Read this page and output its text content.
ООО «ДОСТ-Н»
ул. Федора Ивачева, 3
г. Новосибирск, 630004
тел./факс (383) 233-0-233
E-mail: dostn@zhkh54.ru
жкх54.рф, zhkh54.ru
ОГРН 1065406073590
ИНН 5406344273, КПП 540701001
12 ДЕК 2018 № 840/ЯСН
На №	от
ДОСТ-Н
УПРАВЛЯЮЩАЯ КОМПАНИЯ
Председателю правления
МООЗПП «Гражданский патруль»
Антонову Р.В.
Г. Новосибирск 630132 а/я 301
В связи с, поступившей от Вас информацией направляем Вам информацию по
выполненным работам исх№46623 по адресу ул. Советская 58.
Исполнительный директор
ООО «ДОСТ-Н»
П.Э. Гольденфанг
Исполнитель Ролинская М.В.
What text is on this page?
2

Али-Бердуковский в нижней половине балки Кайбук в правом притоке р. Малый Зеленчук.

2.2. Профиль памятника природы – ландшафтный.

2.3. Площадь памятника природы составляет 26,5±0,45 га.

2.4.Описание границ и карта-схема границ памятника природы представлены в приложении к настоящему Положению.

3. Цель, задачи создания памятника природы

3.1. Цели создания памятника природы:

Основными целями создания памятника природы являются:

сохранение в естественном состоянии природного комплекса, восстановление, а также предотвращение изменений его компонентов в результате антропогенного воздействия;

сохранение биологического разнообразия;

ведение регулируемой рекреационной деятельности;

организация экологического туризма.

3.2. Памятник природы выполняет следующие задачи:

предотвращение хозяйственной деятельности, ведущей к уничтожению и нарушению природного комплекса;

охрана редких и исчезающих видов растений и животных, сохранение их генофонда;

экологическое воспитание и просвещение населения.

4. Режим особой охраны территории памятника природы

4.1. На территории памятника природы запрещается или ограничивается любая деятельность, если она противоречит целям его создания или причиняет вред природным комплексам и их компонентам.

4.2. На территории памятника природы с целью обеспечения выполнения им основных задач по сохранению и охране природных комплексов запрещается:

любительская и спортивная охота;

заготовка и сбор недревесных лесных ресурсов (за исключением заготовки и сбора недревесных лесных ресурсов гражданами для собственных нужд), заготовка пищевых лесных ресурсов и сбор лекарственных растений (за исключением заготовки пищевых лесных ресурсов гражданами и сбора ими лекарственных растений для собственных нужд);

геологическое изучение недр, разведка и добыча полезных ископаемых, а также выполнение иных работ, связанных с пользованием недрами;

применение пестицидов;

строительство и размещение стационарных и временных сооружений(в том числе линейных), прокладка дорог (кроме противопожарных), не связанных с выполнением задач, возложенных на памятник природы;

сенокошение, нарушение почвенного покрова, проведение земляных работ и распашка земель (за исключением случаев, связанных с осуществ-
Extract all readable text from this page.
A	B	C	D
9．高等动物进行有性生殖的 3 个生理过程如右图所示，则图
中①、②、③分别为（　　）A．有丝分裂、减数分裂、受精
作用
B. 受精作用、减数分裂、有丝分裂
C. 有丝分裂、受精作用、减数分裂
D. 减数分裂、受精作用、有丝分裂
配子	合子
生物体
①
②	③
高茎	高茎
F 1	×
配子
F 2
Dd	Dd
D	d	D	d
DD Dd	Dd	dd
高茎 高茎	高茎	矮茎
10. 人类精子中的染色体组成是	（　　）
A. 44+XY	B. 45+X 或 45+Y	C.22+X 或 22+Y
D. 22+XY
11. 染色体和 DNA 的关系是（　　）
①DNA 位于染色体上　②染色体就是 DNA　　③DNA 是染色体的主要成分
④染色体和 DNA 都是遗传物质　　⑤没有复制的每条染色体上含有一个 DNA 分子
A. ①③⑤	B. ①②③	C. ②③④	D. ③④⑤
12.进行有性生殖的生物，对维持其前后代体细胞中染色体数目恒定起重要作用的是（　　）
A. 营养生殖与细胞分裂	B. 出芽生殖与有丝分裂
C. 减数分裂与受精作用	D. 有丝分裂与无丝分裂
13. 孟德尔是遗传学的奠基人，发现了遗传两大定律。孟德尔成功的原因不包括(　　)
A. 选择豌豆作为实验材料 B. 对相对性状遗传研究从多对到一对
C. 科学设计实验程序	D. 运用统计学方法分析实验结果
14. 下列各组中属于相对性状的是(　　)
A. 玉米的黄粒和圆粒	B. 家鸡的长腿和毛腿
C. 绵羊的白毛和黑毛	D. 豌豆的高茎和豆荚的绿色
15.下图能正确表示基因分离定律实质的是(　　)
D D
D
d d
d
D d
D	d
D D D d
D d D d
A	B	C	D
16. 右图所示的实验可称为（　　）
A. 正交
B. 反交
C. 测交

> **WHAT TO DO**: Determine how many lines of the records above contain the word "деятельности", and report only that number.

> **WRITTEN SOLUTION**: 2